**PROBLEM**: Output only the count of lines that contain "title".

**Records contained in a dataset**:
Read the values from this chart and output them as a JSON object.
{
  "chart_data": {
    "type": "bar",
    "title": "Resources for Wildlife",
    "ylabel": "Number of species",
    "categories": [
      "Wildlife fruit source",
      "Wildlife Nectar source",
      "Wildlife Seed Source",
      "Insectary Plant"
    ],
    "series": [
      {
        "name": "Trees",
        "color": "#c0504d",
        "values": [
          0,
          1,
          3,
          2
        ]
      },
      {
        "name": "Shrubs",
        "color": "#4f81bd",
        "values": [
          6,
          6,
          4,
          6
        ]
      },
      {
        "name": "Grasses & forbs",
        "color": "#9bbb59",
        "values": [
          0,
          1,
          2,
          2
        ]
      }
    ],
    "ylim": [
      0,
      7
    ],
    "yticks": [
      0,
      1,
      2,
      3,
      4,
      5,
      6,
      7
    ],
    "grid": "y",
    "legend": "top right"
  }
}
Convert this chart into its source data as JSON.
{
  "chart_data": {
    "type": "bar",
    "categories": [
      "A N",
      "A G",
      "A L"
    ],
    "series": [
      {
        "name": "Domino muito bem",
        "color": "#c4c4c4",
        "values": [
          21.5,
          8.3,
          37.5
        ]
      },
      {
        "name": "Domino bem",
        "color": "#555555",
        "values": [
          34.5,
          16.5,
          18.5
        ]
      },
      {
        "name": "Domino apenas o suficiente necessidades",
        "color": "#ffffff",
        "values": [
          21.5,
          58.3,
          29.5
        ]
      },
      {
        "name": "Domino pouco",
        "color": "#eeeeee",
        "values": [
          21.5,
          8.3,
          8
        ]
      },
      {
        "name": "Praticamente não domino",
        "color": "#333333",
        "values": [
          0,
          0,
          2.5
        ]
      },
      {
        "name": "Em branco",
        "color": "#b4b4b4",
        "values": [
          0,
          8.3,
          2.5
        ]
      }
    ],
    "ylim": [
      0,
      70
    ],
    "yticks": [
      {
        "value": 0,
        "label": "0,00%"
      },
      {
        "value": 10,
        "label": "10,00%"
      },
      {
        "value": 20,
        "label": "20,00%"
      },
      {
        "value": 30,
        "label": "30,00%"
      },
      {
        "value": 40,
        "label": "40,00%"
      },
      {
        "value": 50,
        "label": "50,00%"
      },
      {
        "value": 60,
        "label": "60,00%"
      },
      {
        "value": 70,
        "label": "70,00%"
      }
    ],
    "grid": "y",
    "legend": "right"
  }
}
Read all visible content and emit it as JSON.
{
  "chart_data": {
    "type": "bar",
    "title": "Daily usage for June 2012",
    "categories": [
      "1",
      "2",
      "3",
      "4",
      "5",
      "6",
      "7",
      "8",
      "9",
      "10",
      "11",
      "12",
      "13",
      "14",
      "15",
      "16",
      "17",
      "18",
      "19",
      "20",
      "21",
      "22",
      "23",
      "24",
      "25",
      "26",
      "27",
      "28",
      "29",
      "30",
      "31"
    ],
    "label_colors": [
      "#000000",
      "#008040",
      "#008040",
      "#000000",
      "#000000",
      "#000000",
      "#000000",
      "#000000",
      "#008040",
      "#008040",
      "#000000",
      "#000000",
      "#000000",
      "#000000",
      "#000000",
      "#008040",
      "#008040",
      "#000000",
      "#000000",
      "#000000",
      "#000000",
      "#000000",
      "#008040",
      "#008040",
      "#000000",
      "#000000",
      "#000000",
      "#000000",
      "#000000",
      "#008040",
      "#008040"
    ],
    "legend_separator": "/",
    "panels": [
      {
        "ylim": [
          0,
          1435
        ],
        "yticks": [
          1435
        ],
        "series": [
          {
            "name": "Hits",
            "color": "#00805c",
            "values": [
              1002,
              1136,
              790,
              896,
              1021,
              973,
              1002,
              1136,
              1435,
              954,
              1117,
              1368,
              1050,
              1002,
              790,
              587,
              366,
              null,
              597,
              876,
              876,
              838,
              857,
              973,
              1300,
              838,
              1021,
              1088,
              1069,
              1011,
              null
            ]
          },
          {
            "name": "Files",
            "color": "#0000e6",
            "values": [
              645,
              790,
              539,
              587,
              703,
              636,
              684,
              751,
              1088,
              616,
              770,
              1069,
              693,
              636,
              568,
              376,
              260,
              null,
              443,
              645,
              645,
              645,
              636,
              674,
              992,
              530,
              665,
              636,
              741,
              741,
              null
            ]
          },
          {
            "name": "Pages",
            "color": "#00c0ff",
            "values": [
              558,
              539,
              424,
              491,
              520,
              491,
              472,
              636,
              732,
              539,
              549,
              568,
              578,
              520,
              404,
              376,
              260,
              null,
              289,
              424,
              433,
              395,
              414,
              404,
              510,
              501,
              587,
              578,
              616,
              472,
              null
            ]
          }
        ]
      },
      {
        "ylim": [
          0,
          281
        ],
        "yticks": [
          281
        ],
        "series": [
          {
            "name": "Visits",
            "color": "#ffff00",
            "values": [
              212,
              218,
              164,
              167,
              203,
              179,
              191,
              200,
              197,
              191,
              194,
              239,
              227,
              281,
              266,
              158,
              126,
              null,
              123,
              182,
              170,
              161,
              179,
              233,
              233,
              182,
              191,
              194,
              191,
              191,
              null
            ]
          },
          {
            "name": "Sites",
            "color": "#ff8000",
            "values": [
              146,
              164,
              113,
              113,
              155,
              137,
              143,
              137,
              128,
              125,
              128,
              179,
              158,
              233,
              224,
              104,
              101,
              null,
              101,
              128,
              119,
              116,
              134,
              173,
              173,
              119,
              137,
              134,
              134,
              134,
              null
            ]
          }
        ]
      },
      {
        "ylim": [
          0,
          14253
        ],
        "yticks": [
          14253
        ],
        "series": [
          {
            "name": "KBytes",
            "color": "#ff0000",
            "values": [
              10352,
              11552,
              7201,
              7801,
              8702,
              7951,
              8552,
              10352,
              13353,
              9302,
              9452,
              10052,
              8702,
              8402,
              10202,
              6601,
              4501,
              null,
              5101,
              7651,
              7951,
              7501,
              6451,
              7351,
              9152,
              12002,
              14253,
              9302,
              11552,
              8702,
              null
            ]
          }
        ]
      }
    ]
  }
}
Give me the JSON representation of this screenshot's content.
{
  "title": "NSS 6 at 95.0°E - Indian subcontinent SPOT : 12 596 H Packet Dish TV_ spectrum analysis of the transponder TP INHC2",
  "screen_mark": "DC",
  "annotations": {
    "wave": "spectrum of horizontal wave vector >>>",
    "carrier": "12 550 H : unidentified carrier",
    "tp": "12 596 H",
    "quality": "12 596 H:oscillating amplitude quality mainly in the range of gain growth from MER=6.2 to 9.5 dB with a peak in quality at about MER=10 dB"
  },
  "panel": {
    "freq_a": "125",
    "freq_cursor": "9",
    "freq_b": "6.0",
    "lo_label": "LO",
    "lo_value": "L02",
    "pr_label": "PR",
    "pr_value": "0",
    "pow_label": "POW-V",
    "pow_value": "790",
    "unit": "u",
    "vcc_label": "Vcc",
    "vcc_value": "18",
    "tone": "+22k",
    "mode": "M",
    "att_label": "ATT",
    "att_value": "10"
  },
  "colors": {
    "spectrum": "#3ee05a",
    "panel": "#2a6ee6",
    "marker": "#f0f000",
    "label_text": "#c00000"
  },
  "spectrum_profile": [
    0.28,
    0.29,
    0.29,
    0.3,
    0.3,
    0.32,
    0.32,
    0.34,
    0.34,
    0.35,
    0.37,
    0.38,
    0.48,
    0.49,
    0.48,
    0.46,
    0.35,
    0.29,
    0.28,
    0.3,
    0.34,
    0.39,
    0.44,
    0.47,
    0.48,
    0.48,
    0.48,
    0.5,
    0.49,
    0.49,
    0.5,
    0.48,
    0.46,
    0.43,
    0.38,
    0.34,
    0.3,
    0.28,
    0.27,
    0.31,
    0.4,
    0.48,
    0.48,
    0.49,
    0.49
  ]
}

**THE COMPLETED TASK**: 3